Request.
Images should be left out, and everything else in the listing reproduced exactly.

Entries.

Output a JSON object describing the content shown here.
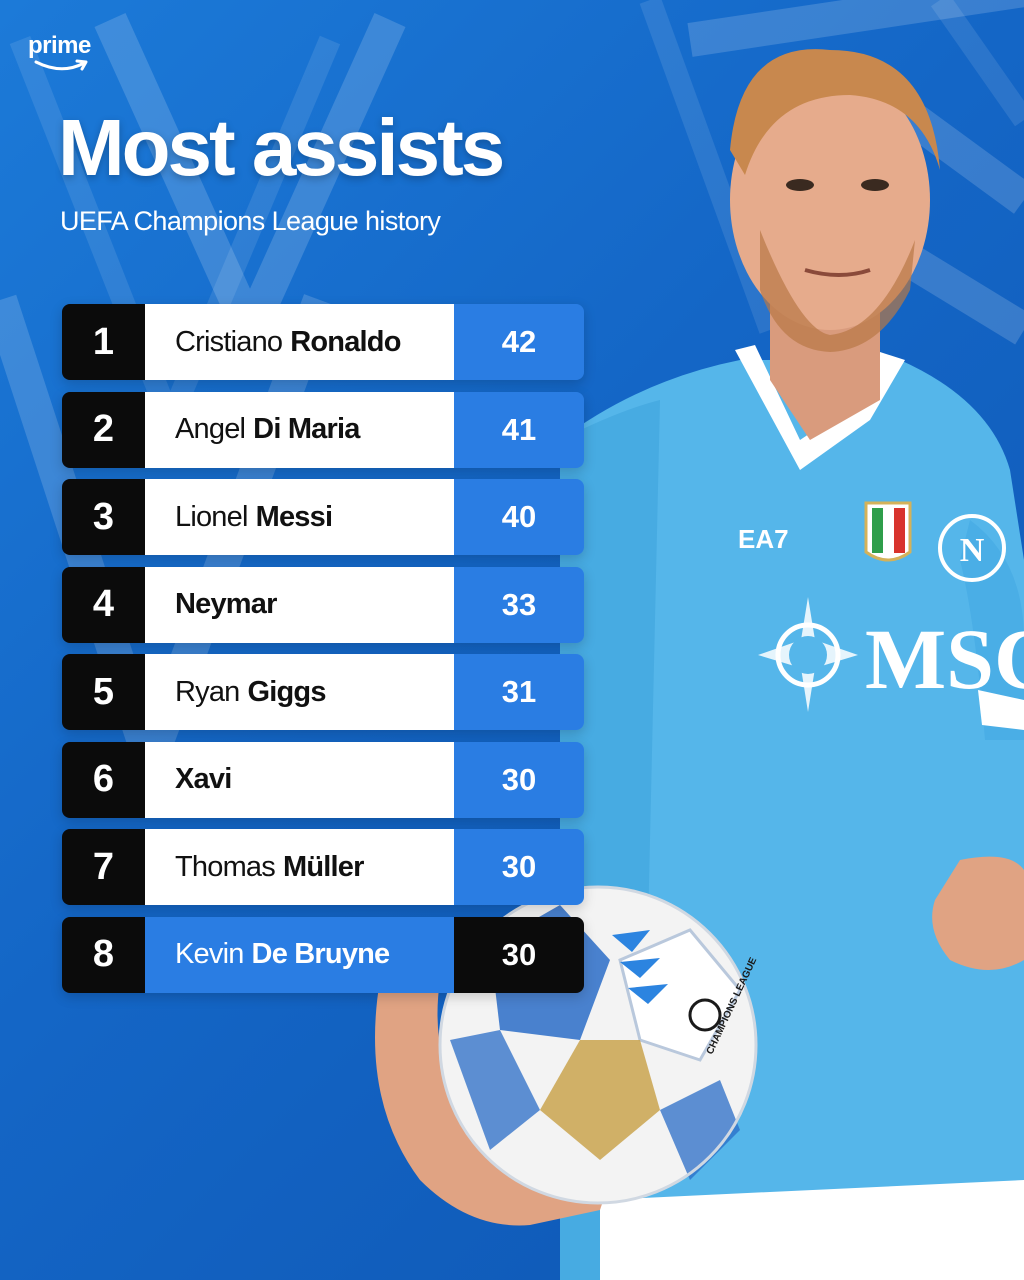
{
  "brand": {
    "name": "prime"
  },
  "header": {
    "title": "Most assists",
    "subtitle": "UEFA Champions League history"
  },
  "colors": {
    "accent": "#2a7de3",
    "dark": "#0b0b0b",
    "background": "#1466c6"
  },
  "jersey": {
    "sponsor": "MSC",
    "kit_maker": "EA7",
    "badge": "N",
    "ball_text": "CHAMPIONS LEAGUE"
  },
  "rows": [
    {
      "rank": "1",
      "first": "Cristiano",
      "last": "Ronaldo",
      "assists": "42",
      "highlight": false
    },
    {
      "rank": "2",
      "first": "Angel",
      "last": "Di Maria",
      "assists": "41",
      "highlight": false
    },
    {
      "rank": "3",
      "first": "Lionel",
      "last": "Messi",
      "assists": "40",
      "highlight": false
    },
    {
      "rank": "4",
      "first": "",
      "last": "Neymar",
      "assists": "33",
      "highlight": false
    },
    {
      "rank": "5",
      "first": "Ryan",
      "last": "Giggs",
      "assists": "31",
      "highlight": false
    },
    {
      "rank": "6",
      "first": "",
      "last": "Xavi",
      "assists": "30",
      "highlight": false
    },
    {
      "rank": "7",
      "first": "Thomas",
      "last": "Müller",
      "assists": "30",
      "highlight": false
    },
    {
      "rank": "8",
      "first": "Kevin",
      "last": "De Bruyne",
      "assists": "30",
      "highlight": true
    }
  ]
}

Correct result.
Output a JSON object describing the content shown here.
{
  "brand": {
    "name": "prime"
  },
  "header": {
    "title": "Most assists",
    "subtitle": "UEFA Champions League history"
  },
  "colors": {
    "accent": "#2a7de3",
    "dark": "#0b0b0b",
    "background": "#1466c6"
  },
  "jersey": {
    "sponsor": "MSC",
    "kit_maker": "EA7",
    "badge": "N",
    "ball_text": "CHAMPIONS LEAGUE"
  },
  "rows": [
    {
      "rank": "1",
      "first": "Cristiano",
      "last": "Ronaldo",
      "assists": "42",
      "highlight": false
    },
    {
      "rank": "2",
      "first": "Angel",
      "last": "Di Maria",
      "assists": "41",
      "highlight": false
    },
    {
      "rank": "3",
      "first": "Lionel",
      "last": "Messi",
      "assists": "40",
      "highlight": false
    },
    {
      "rank": "4",
      "first": "",
      "last": "Neymar",
      "assists": "33",
      "highlight": false
    },
    {
      "rank": "5",
      "first": "Ryan",
      "last": "Giggs",
      "assists": "31",
      "highlight": false
    },
    {
      "rank": "6",
      "first": "",
      "last": "Xavi",
      "assists": "30",
      "highlight": false
    },
    {
      "rank": "7",
      "first": "Thomas",
      "last": "Müller",
      "assists": "30",
      "highlight": false
    },
    {
      "rank": "8",
      "first": "Kevin",
      "last": "De Bruyne",
      "assists": "30",
      "highlight": true
    }
  ]
}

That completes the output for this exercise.